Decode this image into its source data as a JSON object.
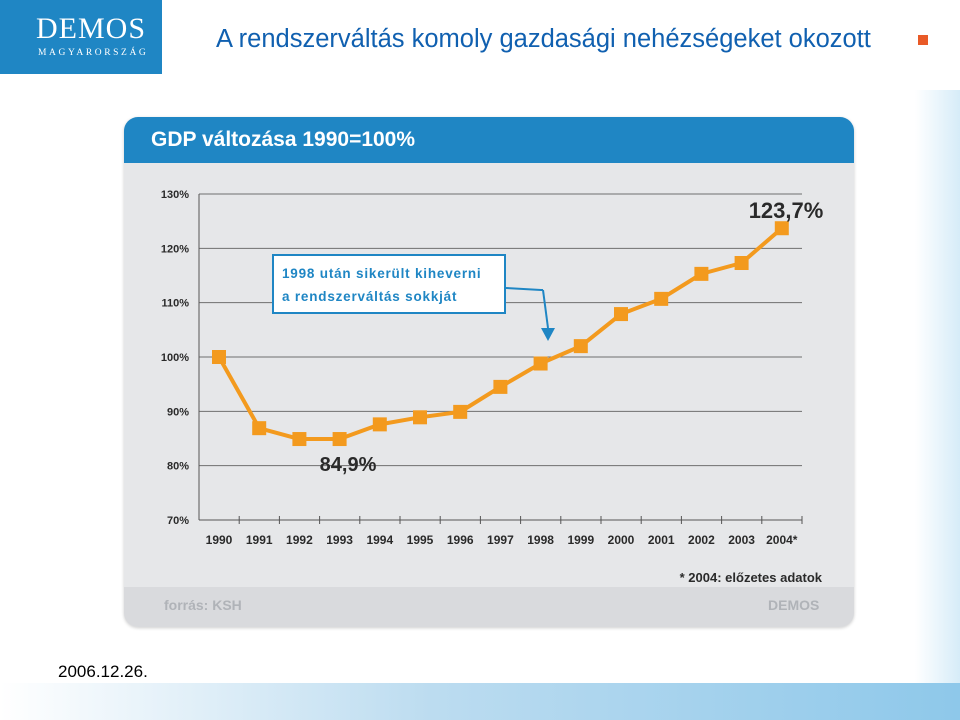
{
  "slide": {
    "title": "A rendszerváltás komoly gazdasági nehézségeket okozott",
    "date": "2006.12.26.",
    "logo": {
      "line1": "DEMOS",
      "line2": "MAGYARORSZÁG"
    }
  },
  "colors": {
    "brand_blue": "#1f86c4",
    "title_blue": "#1060b0",
    "series_orange": "#f39a1e",
    "bullet_orange": "#e95a27",
    "card_bg": "#e6e7e9"
  },
  "chart_data": {
    "type": "line",
    "title": "GDP változása 1990=100%",
    "categories": [
      "1990",
      "1991",
      "1992",
      "1993",
      "1994",
      "1995",
      "1996",
      "1997",
      "1998",
      "1999",
      "2000",
      "2001",
      "2002",
      "2003",
      "2004*"
    ],
    "values": [
      100,
      86.9,
      84.9,
      84.9,
      87.6,
      88.9,
      89.9,
      94.5,
      98.8,
      102.0,
      107.9,
      110.7,
      115.3,
      117.3,
      123.7
    ],
    "ylim": [
      70,
      130
    ],
    "yticks": [
      "70%",
      "80%",
      "90%",
      "100%",
      "110%",
      "120%",
      "130%"
    ],
    "grid": true,
    "annotations": {
      "max_label": "123,7%",
      "min_label": "84,9%",
      "callout_line1": "1998 után sikerült kiheverni",
      "callout_line2": "a rendszerváltás sokkját",
      "footnote": "* 2004: előzetes adatok",
      "source": "forrás: KSH",
      "brand": "DEMOS"
    }
  }
}
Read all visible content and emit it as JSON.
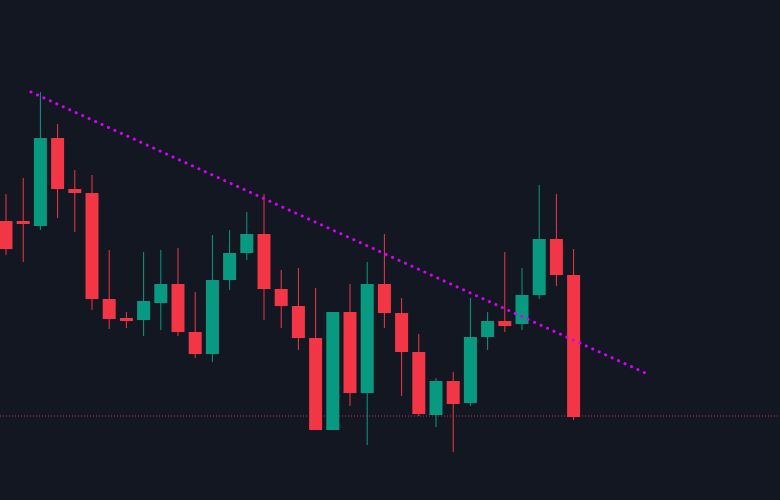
{
  "theme": {
    "background": "#131722",
    "up_color": "#089981",
    "down_color": "#f23645",
    "trendline_color": "#d500f9",
    "price_line_color": "#f23645"
  },
  "chart_data": {
    "type": "candlestick",
    "title": "",
    "xlabel": "",
    "ylabel": "",
    "grid": false,
    "ylim": [
      0,
      500
    ],
    "candles": [
      {
        "x": 0,
        "open": 279,
        "high": 306,
        "low": 245,
        "close": 251
      },
      {
        "x": 1,
        "open": 279,
        "high": 322,
        "low": 238,
        "close": 276
      },
      {
        "x": 2,
        "open": 274,
        "high": 408,
        "low": 270,
        "close": 362
      },
      {
        "x": 3,
        "open": 362,
        "high": 376,
        "low": 282,
        "close": 311
      },
      {
        "x": 4,
        "open": 311,
        "high": 330,
        "low": 268,
        "close": 307
      },
      {
        "x": 5,
        "open": 307,
        "high": 325,
        "low": 190,
        "close": 201
      },
      {
        "x": 6,
        "open": 201,
        "high": 250,
        "low": 171,
        "close": 181
      },
      {
        "x": 7,
        "open": 182,
        "high": 188,
        "low": 172,
        "close": 179
      },
      {
        "x": 8,
        "open": 180,
        "high": 248,
        "low": 164,
        "close": 199
      },
      {
        "x": 9,
        "open": 197,
        "high": 250,
        "low": 170,
        "close": 216
      },
      {
        "x": 10,
        "open": 216,
        "high": 252,
        "low": 164,
        "close": 168
      },
      {
        "x": 11,
        "open": 168,
        "high": 208,
        "low": 142,
        "close": 146
      },
      {
        "x": 12,
        "open": 146,
        "high": 265,
        "low": 138,
        "close": 220
      },
      {
        "x": 13,
        "open": 220,
        "high": 270,
        "low": 210,
        "close": 247
      },
      {
        "x": 14,
        "open": 247,
        "high": 288,
        "low": 240,
        "close": 266
      },
      {
        "x": 15,
        "open": 266,
        "high": 306,
        "low": 180,
        "close": 211
      },
      {
        "x": 16,
        "open": 211,
        "high": 230,
        "low": 172,
        "close": 194
      },
      {
        "x": 17,
        "open": 194,
        "high": 232,
        "low": 150,
        "close": 162
      },
      {
        "x": 18,
        "open": 162,
        "high": 212,
        "low": 70,
        "close": 70
      },
      {
        "x": 19,
        "open": 70,
        "high": 188,
        "low": 70,
        "close": 188
      },
      {
        "x": 20,
        "open": 188,
        "high": 216,
        "low": 94,
        "close": 107
      },
      {
        "x": 21,
        "open": 107,
        "high": 238,
        "low": 55,
        "close": 216
      },
      {
        "x": 22,
        "open": 216,
        "high": 266,
        "low": 172,
        "close": 187
      },
      {
        "x": 23,
        "open": 187,
        "high": 202,
        "low": 104,
        "close": 148
      },
      {
        "x": 24,
        "open": 148,
        "high": 166,
        "low": 84,
        "close": 86
      },
      {
        "x": 25,
        "open": 85,
        "high": 122,
        "low": 73,
        "close": 119
      },
      {
        "x": 26,
        "open": 119,
        "high": 128,
        "low": 48,
        "close": 96
      },
      {
        "x": 27,
        "open": 97,
        "high": 202,
        "low": 94,
        "close": 163
      },
      {
        "x": 28,
        "open": 163,
        "high": 188,
        "low": 150,
        "close": 179
      },
      {
        "x": 29,
        "open": 179,
        "high": 248,
        "low": 168,
        "close": 174
      },
      {
        "x": 30,
        "open": 176,
        "high": 232,
        "low": 170,
        "close": 205
      },
      {
        "x": 31,
        "open": 205,
        "high": 315,
        "low": 201,
        "close": 261
      },
      {
        "x": 32,
        "open": 261,
        "high": 306,
        "low": 214,
        "close": 225
      },
      {
        "x": 33,
        "open": 225,
        "high": 251,
        "low": 80,
        "close": 83
      }
    ],
    "trendline": {
      "style": "dotted",
      "from": {
        "x": 1.45,
        "y": 408
      },
      "to": {
        "x": 37.3,
        "y": 126
      }
    },
    "price_line": {
      "style": "dotted",
      "y": 84
    }
  }
}
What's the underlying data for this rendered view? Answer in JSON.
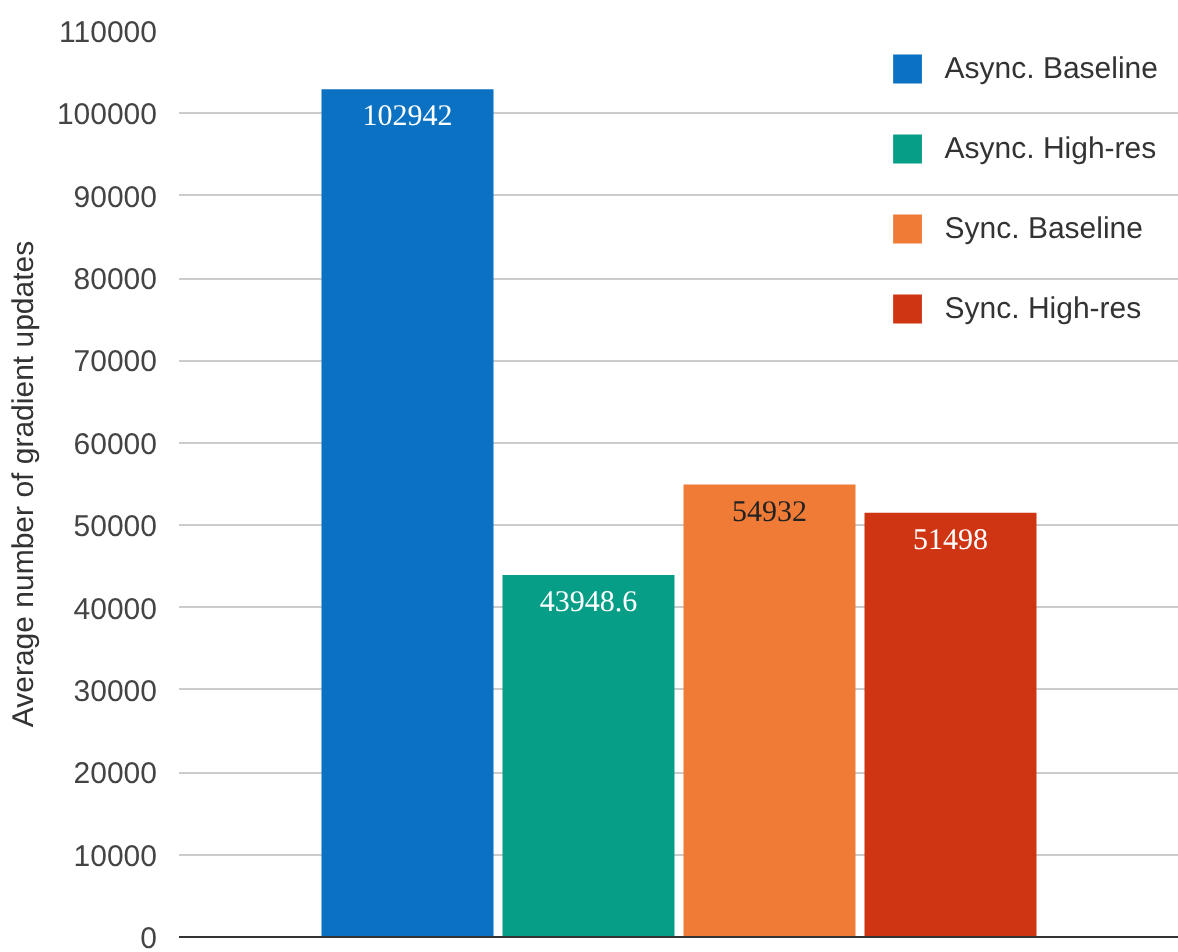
{
  "chart_data": {
    "type": "bar",
    "ylabel": "Average number of gradient updates",
    "categories": [
      null
    ],
    "series": [
      {
        "name": "Async. Baseline",
        "color": "#0b72c3",
        "values": [
          102942
        ]
      },
      {
        "name": "Async. High-res",
        "color": "#069e86",
        "values": [
          43948.6
        ]
      },
      {
        "name": "Sync. Baseline",
        "color": "#f07b36",
        "values": [
          54932
        ]
      },
      {
        "name": "Sync. High-res",
        "color": "#cf3413",
        "values": [
          51498
        ]
      }
    ],
    "ylim": [
      0,
      110000
    ],
    "yticks": [
      0,
      10000,
      20000,
      30000,
      40000,
      50000,
      60000,
      70000,
      80000,
      90000,
      100000,
      110000
    ],
    "grid": "y",
    "legend": "top right",
    "data_labels": true
  }
}
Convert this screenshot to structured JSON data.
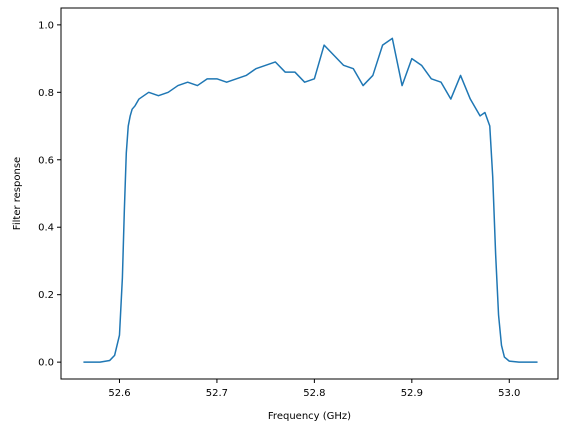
{
  "chart_data": {
    "type": "line",
    "xlabel": "Frequency (GHz)",
    "ylabel": "Filter response",
    "xlim": [
      52.54,
      53.05
    ],
    "ylim": [
      -0.05,
      1.05
    ],
    "xticks": [
      52.6,
      52.7,
      52.8,
      52.9,
      53.0
    ],
    "xtick_labels": [
      "52.6",
      "52.7",
      "52.8",
      "52.9",
      "53.0"
    ],
    "yticks": [
      0.0,
      0.2,
      0.4,
      0.6,
      0.8,
      1.0
    ],
    "ytick_labels": [
      "0.0",
      "0.2",
      "0.4",
      "0.6",
      "0.8",
      "1.0"
    ],
    "grid": false,
    "series": [
      {
        "color": "#1f77b4",
        "x": [
          52.563,
          52.58,
          52.59,
          52.595,
          52.6,
          52.603,
          52.605,
          52.607,
          52.609,
          52.611,
          52.613,
          52.616,
          52.62,
          52.625,
          52.63,
          52.64,
          52.65,
          52.66,
          52.67,
          52.68,
          52.69,
          52.7,
          52.71,
          52.72,
          52.73,
          52.74,
          52.75,
          52.76,
          52.77,
          52.78,
          52.79,
          52.8,
          52.81,
          52.82,
          52.83,
          52.84,
          52.85,
          52.86,
          52.87,
          52.88,
          52.89,
          52.9,
          52.91,
          52.92,
          52.93,
          52.94,
          52.95,
          52.96,
          52.97,
          52.975,
          52.98,
          52.983,
          52.986,
          52.989,
          52.992,
          52.995,
          53.0,
          53.01,
          53.029
        ],
        "y": [
          0.0,
          0.0,
          0.005,
          0.02,
          0.08,
          0.25,
          0.45,
          0.62,
          0.7,
          0.73,
          0.75,
          0.76,
          0.78,
          0.79,
          0.8,
          0.79,
          0.8,
          0.82,
          0.83,
          0.82,
          0.84,
          0.84,
          0.83,
          0.84,
          0.85,
          0.87,
          0.88,
          0.89,
          0.86,
          0.86,
          0.83,
          0.84,
          0.94,
          0.91,
          0.88,
          0.87,
          0.82,
          0.85,
          0.94,
          0.96,
          0.82,
          0.9,
          0.88,
          0.84,
          0.83,
          0.78,
          0.85,
          0.78,
          0.73,
          0.74,
          0.7,
          0.55,
          0.32,
          0.14,
          0.05,
          0.015,
          0.003,
          0.0,
          0.0
        ]
      }
    ]
  }
}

» Task to complete
Select the lines from the entries that include the word "rendszerváltás".

» The solution
    "title": "A rendszerváltás komoly gazdasági nehézségeket okozott",
      "callout_line2": "a rendszerváltás sokkját",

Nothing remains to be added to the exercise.